[EXTRAIT FOURNI]
L’Assemblée nationale s’oppose à la relance des hydrocarbures dans les outre-mer

L’Assemblée nationale s’oppose à la relance des hydrocarbures dans les outre-mer

12 juin 2026 à 12h16

Jeudi 11 juin, les députés ont rejeté, par 74 voix contre 64, une proposition de loi visant à relancer la recherche d’hydrocarbures dans les territoires d’outre-mer. Ce texte contredisait la loi Hulot de 2017, qui interdit les nouvelles concessions d’exploitation d’hydrocarbures en France, tant sur terre qu’en mer.

Déposé par le sénateur guyanais Georges Patient (groupe macroniste), le texte avait été adopté au Sénat, mais a rencontré une forte opposition de la part des députés de gauche et écologistes, principalement pour des raisons environnementales. Cependant, plusieurs députés ultramarins, issus de divers groupes politiques comme les communistes, le RN-UDR, Horizons et LR, l’ont soutenu.

Le rapporteur du texte, l’indépendantiste Jean-Victor Castor (groupe GDR), a exprimé sa déception, dénonçant « une façon paternaliste de nous dire ce qui est bon ou pas pour nous », selon l’AFP. Ce débat parlementaire est également lié à des enjeux de développement en Guyane, où plus de la moitié de la population vit sous le seuil de pauvreté. Les élus guyanais voient dans l’exploitation d’hydrocarbures une possible solution à cette situation difficile.

[CONSIGNE A] Dans l’article sur les hydrocarbures dans les outre-mer, relevez les groupes politiques dont sont issus les députés ultramarins ayant soutenu le texte.
[CONSIGNE B] Prolongez l’article sur les hydrocarbures dans les outre-mer à partir de sa dernière phrase.
Il n’est pas nécessaire de consulter les entrées.

[Données de reconnaissance de la structure des documents]
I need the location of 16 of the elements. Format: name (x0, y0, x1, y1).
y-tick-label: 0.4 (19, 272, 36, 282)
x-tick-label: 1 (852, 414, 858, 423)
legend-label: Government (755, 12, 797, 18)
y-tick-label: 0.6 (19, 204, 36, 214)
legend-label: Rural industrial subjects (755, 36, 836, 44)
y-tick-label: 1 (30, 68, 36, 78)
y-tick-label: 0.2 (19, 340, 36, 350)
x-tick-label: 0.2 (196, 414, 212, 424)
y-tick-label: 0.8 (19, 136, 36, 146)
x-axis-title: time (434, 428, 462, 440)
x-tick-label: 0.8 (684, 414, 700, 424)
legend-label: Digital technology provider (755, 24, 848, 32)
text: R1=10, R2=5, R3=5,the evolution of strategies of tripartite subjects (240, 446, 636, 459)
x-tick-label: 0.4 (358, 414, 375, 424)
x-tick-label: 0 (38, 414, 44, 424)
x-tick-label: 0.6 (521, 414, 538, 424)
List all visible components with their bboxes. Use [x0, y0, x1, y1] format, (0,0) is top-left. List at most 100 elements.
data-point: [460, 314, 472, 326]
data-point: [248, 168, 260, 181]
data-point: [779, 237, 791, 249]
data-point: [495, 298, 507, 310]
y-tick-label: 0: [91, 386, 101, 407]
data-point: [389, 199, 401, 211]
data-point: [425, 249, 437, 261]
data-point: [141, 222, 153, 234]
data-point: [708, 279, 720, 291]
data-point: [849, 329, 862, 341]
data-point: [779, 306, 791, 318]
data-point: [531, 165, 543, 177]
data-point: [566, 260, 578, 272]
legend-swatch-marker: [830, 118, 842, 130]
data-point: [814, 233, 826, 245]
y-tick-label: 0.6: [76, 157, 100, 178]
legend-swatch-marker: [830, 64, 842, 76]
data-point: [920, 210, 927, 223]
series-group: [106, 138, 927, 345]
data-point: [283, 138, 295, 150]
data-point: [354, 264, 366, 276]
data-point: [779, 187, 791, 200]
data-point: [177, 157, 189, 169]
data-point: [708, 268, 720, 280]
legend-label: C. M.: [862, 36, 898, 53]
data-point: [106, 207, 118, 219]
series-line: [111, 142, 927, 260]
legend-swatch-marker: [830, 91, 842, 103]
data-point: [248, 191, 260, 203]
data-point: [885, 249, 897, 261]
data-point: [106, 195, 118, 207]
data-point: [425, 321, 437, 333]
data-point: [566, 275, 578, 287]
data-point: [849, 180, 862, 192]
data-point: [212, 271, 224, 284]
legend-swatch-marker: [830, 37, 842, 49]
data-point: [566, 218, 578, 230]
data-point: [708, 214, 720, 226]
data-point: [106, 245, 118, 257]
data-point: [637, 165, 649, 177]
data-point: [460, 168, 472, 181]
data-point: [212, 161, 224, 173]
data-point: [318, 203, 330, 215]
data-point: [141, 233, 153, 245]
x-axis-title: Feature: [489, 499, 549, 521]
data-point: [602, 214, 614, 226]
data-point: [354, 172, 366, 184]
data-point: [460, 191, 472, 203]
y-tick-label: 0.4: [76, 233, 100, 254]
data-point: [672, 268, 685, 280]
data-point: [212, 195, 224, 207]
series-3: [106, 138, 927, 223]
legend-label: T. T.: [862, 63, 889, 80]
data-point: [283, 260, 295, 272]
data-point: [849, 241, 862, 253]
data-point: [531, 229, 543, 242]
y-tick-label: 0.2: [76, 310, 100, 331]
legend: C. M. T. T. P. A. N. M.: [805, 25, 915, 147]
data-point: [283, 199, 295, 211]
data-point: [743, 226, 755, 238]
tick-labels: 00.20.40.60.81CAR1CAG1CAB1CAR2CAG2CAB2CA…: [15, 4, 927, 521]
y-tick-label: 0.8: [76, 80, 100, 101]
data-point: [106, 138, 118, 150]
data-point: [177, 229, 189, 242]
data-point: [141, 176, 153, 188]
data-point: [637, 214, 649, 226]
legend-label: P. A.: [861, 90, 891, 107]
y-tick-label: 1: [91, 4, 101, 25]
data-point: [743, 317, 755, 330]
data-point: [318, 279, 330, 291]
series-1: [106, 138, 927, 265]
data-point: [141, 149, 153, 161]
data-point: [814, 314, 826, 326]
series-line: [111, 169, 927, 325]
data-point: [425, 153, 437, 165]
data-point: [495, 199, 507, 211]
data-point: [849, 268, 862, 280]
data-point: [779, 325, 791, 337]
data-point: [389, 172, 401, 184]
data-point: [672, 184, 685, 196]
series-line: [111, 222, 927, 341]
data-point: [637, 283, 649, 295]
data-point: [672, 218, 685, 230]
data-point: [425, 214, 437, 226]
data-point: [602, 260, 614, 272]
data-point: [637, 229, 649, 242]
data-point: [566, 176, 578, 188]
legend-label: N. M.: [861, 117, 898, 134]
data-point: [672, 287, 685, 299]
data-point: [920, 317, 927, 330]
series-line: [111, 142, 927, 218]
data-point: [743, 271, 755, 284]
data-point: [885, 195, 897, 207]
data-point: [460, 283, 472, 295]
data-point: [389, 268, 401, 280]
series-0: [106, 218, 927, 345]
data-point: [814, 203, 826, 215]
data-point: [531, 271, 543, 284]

[RÉSULTAT ATTENDU A] Communistes, RN-UDR, Horizons, LR

[RÉSULTAT ATTENDU B]
Du côté de l’opposition, la députée écologiste Julie Laernoes a qualifié ce texte de « démission écologique » et de menace pour des territoires déjà vulnérables au changement climatique. Le député LFI Maxime Laisney a souligné que les bénéfices des grandes entreprises pétrolières ne profitent que rarement aux populations locales.

Des associations environnementales, telles que Les Amis de la Terre France, ont salué le résultat du vote, affirmant que les députés avaient évité d’ancrer un recul environnemental majeur dans la législation française. Elles ont également évoqué les dangers d’une France à deux vitesses, où certains territoires ultramarins pourraient devenir « polluables », en écho au scandale du chlordécone.

Ce rejet de la proposition de loi souligne les tensions entre le développement économique et la protection de l’environnement, un sujet qui continue de susciter des débats passionnés au sein de l’Assemblée nationale et au-delà.